# Problem to work on:
Return the material exactly as supplied, apart from the pictures, which are omitted.

# Data items:
'''
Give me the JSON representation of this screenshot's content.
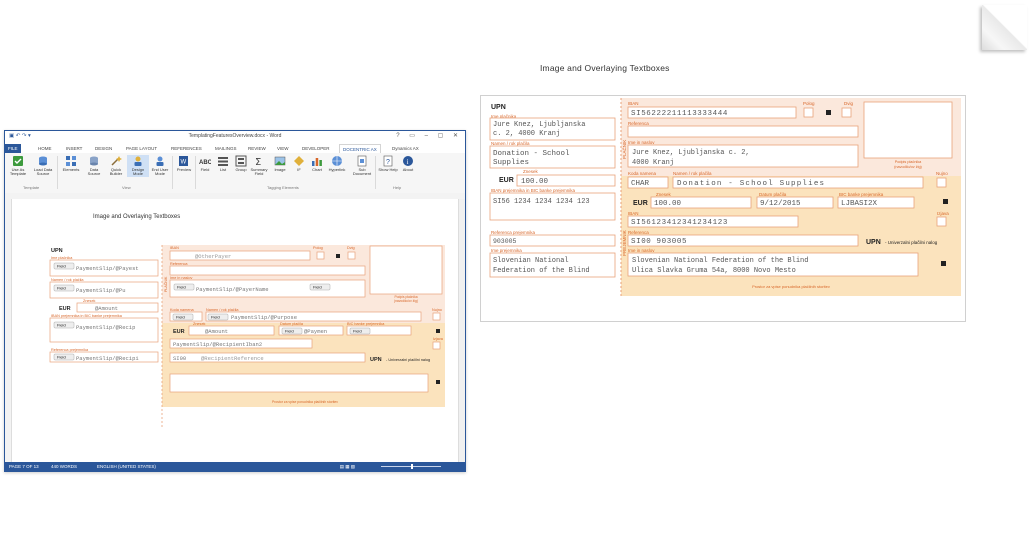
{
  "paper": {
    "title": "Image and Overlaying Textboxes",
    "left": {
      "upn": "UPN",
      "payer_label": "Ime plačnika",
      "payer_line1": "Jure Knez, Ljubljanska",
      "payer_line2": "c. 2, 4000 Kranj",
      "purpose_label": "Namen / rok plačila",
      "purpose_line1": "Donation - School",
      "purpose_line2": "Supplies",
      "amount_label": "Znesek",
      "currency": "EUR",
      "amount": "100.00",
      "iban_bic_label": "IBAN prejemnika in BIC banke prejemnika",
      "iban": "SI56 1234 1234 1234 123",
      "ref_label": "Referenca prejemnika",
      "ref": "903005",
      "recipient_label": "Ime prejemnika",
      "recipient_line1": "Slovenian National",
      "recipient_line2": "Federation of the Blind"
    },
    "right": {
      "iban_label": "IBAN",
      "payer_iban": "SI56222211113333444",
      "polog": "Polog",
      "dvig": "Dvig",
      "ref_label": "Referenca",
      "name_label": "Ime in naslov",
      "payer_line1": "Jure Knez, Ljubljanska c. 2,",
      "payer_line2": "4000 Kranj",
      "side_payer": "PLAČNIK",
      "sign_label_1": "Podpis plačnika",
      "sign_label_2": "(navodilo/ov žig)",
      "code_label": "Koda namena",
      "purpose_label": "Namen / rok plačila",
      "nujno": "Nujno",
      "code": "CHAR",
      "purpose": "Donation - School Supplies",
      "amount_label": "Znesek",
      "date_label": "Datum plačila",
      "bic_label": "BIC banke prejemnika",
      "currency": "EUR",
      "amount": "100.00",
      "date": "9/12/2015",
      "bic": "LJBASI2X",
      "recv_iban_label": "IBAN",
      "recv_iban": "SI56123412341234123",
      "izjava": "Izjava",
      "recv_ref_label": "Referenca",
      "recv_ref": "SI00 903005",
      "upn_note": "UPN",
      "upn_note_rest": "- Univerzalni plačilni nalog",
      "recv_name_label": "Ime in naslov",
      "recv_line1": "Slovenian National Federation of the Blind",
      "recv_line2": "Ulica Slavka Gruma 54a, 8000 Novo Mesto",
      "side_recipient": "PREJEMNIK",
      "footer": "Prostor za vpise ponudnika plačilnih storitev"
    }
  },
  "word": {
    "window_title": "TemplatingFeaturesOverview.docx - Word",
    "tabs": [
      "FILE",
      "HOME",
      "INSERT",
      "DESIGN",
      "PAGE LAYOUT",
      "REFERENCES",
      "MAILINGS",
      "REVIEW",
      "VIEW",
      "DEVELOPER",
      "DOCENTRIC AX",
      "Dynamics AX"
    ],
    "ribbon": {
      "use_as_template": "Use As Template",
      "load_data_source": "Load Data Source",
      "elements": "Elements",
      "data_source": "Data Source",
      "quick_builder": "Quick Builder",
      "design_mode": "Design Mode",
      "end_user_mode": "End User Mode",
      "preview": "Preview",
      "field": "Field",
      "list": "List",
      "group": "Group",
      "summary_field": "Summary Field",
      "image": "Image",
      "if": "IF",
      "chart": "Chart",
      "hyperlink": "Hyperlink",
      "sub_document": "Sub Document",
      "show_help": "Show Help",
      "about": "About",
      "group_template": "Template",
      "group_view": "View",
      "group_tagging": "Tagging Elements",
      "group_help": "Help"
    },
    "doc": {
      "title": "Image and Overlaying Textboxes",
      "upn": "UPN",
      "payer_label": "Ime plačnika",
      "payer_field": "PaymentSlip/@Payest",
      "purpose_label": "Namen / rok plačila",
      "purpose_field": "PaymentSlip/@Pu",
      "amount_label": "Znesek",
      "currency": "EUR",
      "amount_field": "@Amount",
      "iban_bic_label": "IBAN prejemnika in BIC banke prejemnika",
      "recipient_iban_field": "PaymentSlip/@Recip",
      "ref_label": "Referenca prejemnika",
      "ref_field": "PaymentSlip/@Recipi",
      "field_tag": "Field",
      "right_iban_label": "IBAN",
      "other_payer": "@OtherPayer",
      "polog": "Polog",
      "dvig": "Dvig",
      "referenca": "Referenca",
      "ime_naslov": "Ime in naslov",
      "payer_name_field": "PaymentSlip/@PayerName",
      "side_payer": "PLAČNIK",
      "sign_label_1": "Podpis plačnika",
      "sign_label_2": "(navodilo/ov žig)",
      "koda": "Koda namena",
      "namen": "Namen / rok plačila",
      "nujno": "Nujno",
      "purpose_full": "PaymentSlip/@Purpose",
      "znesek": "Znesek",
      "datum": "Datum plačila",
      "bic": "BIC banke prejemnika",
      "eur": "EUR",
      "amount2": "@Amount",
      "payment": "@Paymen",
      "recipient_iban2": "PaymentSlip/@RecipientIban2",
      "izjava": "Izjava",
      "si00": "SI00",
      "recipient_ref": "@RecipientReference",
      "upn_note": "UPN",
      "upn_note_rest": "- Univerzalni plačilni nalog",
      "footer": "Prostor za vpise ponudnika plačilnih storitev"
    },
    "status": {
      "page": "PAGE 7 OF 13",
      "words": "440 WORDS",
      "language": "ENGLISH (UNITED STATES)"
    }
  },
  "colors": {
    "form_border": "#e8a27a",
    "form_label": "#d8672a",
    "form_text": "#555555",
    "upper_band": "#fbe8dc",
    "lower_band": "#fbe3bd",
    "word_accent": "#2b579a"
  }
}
'''
# Worked solution:
Give me the JSON representation of this screenshot's content.
{
  "paper": {
    "title": "Image and Overlaying Textboxes",
    "left": {
      "upn": "UPN",
      "payer_label": "Ime plačnika",
      "payer_line1": "Jure Knez, Ljubljanska",
      "payer_line2": "c. 2, 4000 Kranj",
      "purpose_label": "Namen / rok plačila",
      "purpose_line1": "Donation - School",
      "purpose_line2": "Supplies",
      "amount_label": "Znesek",
      "currency": "EUR",
      "amount": "100.00",
      "iban_bic_label": "IBAN prejemnika in BIC banke prejemnika",
      "iban": "SI56 1234 1234 1234 123",
      "ref_label": "Referenca prejemnika",
      "ref": "903005",
      "recipient_label": "Ime prejemnika",
      "recipient_line1": "Slovenian National",
      "recipient_line2": "Federation of the Blind"
    },
    "right": {
      "iban_label": "IBAN",
      "payer_iban": "SI56222211113333444",
      "polog": "Polog",
      "dvig": "Dvig",
      "ref_label": "Referenca",
      "name_label": "Ime in naslov",
      "payer_line1": "Jure Knez, Ljubljanska c. 2,",
      "payer_line2": "4000 Kranj",
      "side_payer": "PLAČNIK",
      "sign_label_1": "Podpis plačnika",
      "sign_label_2": "(navodilo/ov žig)",
      "code_label": "Koda namena",
      "purpose_label": "Namen / rok plačila",
      "nujno": "Nujno",
      "code": "CHAR",
      "purpose": "Donation - School Supplies",
      "amount_label": "Znesek",
      "date_label": "Datum plačila",
      "bic_label": "BIC banke prejemnika",
      "currency": "EUR",
      "amount": "100.00",
      "date": "9/12/2015",
      "bic": "LJBASI2X",
      "recv_iban_label": "IBAN",
      "recv_iban": "SI56123412341234123",
      "izjava": "Izjava",
      "recv_ref_label": "Referenca",
      "recv_ref": "SI00 903005",
      "upn_note": "UPN",
      "upn_note_rest": "- Univerzalni plačilni nalog",
      "recv_name_label": "Ime in naslov",
      "recv_line1": "Slovenian National Federation of the Blind",
      "recv_line2": "Ulica Slavka Gruma 54a, 8000 Novo Mesto",
      "side_recipient": "PREJEMNIK",
      "footer": "Prostor za vpise ponudnika plačilnih storitev"
    }
  },
  "word": {
    "window_title": "TemplatingFeaturesOverview.docx - Word",
    "tabs": [
      "FILE",
      "HOME",
      "INSERT",
      "DESIGN",
      "PAGE LAYOUT",
      "REFERENCES",
      "MAILINGS",
      "REVIEW",
      "VIEW",
      "DEVELOPER",
      "DOCENTRIC AX",
      "Dynamics AX"
    ],
    "ribbon": {
      "use_as_template": "Use As Template",
      "load_data_source": "Load Data Source",
      "elements": "Elements",
      "data_source": "Data Source",
      "quick_builder": "Quick Builder",
      "design_mode": "Design Mode",
      "end_user_mode": "End User Mode",
      "preview": "Preview",
      "field": "Field",
      "list": "List",
      "group": "Group",
      "summary_field": "Summary Field",
      "image": "Image",
      "if": "IF",
      "chart": "Chart",
      "hyperlink": "Hyperlink",
      "sub_document": "Sub Document",
      "show_help": "Show Help",
      "about": "About",
      "group_template": "Template",
      "group_view": "View",
      "group_tagging": "Tagging Elements",
      "group_help": "Help"
    },
    "doc": {
      "title": "Image and Overlaying Textboxes",
      "upn": "UPN",
      "payer_label": "Ime plačnika",
      "payer_field": "PaymentSlip/@Payest",
      "purpose_label": "Namen / rok plačila",
      "purpose_field": "PaymentSlip/@Pu",
      "amount_label": "Znesek",
      "currency": "EUR",
      "amount_field": "@Amount",
      "iban_bic_label": "IBAN prejemnika in BIC banke prejemnika",
      "recipient_iban_field": "PaymentSlip/@Recip",
      "ref_label": "Referenca prejemnika",
      "ref_field": "PaymentSlip/@Recipi",
      "field_tag": "Field",
      "right_iban_label": "IBAN",
      "other_payer": "@OtherPayer",
      "polog": "Polog",
      "dvig": "Dvig",
      "referenca": "Referenca",
      "ime_naslov": "Ime in naslov",
      "payer_name_field": "PaymentSlip/@PayerName",
      "side_payer": "PLAČNIK",
      "sign_label_1": "Podpis plačnika",
      "sign_label_2": "(navodilo/ov žig)",
      "koda": "Koda namena",
      "namen": "Namen / rok plačila",
      "nujno": "Nujno",
      "purpose_full": "PaymentSlip/@Purpose",
      "znesek": "Znesek",
      "datum": "Datum plačila",
      "bic": "BIC banke prejemnika",
      "eur": "EUR",
      "amount2": "@Amount",
      "payment": "@Paymen",
      "recipient_iban2": "PaymentSlip/@RecipientIban2",
      "izjava": "Izjava",
      "si00": "SI00",
      "recipient_ref": "@RecipientReference",
      "upn_note": "UPN",
      "upn_note_rest": "- Univerzalni plačilni nalog",
      "footer": "Prostor za vpise ponudnika plačilnih storitev"
    },
    "status": {
      "page": "PAGE 7 OF 13",
      "words": "440 WORDS",
      "language": "ENGLISH (UNITED STATES)"
    }
  },
  "colors": {
    "form_border": "#e8a27a",
    "form_label": "#d8672a",
    "form_text": "#555555",
    "upper_band": "#fbe8dc",
    "lower_band": "#fbe3bd",
    "word_accent": "#2b579a"
  }
}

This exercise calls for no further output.